## What is needed:
Pick out the lines below that contain the string "DRIVERS" and copy them all.

··· Records ···

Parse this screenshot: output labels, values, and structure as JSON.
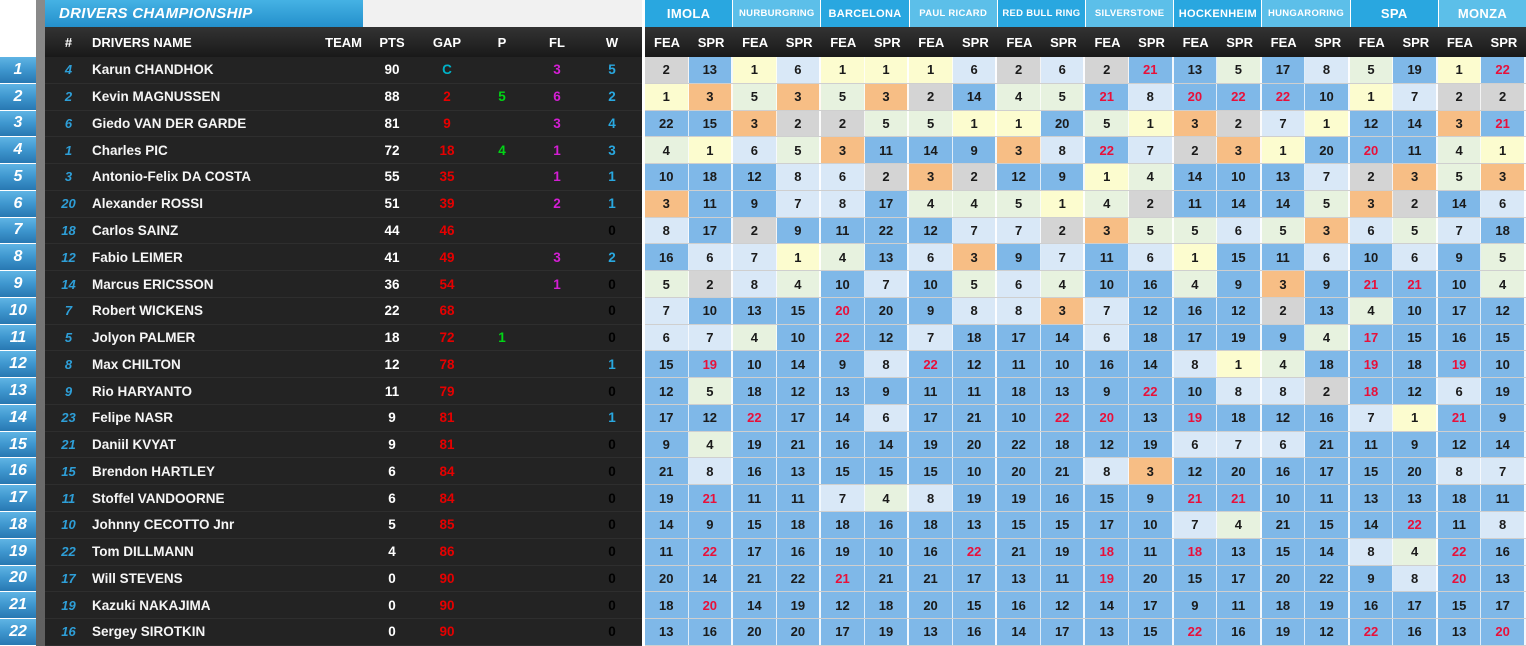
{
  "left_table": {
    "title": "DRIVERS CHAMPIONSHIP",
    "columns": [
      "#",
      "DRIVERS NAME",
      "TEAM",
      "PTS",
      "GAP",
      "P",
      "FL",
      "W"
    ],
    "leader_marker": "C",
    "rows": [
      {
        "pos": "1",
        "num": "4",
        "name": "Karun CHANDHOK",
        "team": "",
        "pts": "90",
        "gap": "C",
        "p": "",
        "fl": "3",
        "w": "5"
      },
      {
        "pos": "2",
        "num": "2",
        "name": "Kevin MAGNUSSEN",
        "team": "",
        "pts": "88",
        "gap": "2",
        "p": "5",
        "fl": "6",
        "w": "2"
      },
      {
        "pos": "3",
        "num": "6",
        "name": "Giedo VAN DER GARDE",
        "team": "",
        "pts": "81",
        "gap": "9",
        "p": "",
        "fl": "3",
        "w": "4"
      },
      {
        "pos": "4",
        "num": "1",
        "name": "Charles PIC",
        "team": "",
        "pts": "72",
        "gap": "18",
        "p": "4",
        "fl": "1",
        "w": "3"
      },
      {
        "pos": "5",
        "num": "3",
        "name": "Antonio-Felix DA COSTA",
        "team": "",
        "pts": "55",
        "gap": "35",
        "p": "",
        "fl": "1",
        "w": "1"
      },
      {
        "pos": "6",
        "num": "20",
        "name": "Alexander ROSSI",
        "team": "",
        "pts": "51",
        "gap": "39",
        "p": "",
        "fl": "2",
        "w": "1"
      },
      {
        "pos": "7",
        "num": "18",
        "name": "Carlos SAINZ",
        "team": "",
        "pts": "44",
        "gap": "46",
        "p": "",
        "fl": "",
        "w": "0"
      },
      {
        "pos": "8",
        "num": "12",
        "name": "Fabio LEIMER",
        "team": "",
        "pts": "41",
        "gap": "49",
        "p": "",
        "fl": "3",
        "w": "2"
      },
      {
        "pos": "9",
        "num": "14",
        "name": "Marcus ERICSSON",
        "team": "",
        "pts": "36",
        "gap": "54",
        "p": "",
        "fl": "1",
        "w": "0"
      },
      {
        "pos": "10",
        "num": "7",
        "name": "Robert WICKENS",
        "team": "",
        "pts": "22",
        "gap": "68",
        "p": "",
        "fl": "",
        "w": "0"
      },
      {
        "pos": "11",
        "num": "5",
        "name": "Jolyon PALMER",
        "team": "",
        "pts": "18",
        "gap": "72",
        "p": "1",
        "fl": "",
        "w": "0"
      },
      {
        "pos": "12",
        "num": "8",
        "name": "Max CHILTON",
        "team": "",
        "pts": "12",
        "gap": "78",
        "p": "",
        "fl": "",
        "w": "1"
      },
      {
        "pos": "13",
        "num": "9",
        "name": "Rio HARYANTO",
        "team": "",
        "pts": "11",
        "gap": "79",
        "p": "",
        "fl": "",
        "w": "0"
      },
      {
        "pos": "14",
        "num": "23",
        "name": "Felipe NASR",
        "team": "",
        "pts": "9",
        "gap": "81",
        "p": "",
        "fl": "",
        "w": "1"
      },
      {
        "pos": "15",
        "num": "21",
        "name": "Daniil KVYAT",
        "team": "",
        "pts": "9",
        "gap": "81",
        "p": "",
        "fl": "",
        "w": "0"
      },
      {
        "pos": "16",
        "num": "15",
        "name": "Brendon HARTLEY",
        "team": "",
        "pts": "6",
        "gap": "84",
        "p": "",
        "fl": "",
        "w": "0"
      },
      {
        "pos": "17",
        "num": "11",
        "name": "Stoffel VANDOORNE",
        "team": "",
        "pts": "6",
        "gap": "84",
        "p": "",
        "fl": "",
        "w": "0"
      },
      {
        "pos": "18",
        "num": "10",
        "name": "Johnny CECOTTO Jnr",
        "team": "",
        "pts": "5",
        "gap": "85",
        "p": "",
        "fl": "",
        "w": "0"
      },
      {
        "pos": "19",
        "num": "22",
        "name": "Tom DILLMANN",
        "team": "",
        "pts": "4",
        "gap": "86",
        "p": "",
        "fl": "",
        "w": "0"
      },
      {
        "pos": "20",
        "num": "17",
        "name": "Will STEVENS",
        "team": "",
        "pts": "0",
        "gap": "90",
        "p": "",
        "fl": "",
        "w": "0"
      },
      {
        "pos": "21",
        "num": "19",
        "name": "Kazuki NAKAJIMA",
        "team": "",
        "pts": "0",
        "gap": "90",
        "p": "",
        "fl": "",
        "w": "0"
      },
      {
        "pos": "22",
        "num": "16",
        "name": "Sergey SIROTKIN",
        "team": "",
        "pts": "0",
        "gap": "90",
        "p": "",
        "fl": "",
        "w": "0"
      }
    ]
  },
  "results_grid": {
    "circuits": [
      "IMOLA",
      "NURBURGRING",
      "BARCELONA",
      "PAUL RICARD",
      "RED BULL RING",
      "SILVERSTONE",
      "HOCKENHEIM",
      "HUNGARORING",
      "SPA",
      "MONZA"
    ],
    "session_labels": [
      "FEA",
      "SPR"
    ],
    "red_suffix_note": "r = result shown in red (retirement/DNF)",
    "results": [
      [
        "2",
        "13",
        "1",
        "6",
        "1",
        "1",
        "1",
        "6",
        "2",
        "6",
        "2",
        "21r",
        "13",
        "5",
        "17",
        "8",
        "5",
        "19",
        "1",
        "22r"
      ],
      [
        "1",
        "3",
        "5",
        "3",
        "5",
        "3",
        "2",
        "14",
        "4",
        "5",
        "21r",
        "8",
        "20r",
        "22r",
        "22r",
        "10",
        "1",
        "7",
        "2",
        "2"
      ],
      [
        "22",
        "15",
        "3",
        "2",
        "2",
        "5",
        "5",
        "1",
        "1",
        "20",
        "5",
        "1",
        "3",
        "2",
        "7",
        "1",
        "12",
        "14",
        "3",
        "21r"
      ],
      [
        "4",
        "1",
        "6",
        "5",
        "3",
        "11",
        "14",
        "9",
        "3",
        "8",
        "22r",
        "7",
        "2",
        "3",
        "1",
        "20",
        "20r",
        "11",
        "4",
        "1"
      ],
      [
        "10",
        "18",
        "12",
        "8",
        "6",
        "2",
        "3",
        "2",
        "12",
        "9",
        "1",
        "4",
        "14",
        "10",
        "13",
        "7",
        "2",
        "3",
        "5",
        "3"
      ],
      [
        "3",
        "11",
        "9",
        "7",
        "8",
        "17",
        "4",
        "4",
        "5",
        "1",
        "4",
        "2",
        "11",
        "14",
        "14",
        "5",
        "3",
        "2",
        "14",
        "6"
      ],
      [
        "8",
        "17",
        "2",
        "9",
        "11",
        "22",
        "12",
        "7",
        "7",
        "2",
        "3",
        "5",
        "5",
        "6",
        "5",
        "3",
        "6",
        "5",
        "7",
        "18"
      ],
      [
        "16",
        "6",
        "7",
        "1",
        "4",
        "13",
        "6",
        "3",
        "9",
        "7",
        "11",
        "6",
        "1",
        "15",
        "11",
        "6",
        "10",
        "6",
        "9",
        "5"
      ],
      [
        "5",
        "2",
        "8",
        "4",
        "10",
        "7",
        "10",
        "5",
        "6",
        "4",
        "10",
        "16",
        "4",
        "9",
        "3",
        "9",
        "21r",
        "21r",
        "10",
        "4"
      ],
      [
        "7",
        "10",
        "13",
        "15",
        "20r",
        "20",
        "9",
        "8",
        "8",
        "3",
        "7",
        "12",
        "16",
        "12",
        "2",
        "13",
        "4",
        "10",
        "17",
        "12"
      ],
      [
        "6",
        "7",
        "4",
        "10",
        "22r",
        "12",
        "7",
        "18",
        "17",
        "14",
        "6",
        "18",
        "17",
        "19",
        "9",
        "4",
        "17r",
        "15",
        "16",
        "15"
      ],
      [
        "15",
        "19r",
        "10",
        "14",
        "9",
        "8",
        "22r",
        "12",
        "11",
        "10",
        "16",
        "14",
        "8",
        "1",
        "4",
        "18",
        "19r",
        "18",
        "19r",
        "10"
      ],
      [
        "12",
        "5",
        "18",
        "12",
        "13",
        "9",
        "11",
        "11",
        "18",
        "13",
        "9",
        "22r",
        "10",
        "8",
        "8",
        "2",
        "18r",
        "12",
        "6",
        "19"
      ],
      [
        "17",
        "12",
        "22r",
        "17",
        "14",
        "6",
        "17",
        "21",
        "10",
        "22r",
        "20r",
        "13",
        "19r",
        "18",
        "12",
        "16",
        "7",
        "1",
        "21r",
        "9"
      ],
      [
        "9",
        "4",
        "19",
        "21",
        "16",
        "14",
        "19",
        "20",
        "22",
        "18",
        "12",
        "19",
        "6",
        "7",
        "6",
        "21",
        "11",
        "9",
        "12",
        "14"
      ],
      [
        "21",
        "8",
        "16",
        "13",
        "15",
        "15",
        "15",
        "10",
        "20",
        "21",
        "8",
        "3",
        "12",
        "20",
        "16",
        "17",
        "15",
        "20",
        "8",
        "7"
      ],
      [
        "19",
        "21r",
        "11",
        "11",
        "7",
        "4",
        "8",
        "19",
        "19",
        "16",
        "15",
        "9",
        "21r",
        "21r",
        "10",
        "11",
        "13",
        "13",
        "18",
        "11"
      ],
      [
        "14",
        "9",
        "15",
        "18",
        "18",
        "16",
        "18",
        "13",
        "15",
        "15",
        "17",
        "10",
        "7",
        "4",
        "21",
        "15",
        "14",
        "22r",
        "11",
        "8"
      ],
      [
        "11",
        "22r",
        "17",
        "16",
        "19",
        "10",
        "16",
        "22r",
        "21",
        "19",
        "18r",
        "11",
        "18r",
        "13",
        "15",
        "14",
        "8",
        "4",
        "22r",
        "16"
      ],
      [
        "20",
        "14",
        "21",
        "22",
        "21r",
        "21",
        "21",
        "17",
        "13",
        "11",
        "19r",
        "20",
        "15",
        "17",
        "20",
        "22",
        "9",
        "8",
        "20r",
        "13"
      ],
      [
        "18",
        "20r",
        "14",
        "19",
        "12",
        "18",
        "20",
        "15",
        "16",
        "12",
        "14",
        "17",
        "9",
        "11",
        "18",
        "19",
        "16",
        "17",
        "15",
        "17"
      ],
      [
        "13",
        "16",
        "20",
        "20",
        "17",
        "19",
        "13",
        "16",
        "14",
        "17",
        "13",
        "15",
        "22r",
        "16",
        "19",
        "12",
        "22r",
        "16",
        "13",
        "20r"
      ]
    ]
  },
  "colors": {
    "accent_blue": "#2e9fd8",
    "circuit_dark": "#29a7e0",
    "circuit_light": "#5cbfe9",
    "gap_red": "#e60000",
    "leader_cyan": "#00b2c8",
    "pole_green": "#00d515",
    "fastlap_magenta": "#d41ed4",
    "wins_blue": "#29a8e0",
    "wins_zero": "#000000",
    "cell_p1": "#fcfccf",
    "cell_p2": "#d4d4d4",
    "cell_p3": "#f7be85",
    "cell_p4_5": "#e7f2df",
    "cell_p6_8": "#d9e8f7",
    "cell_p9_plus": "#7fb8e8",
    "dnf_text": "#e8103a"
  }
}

···

## Expected output:
    "title": "DRIVERS CHAMPIONSHIP",
      "DRIVERS NAME",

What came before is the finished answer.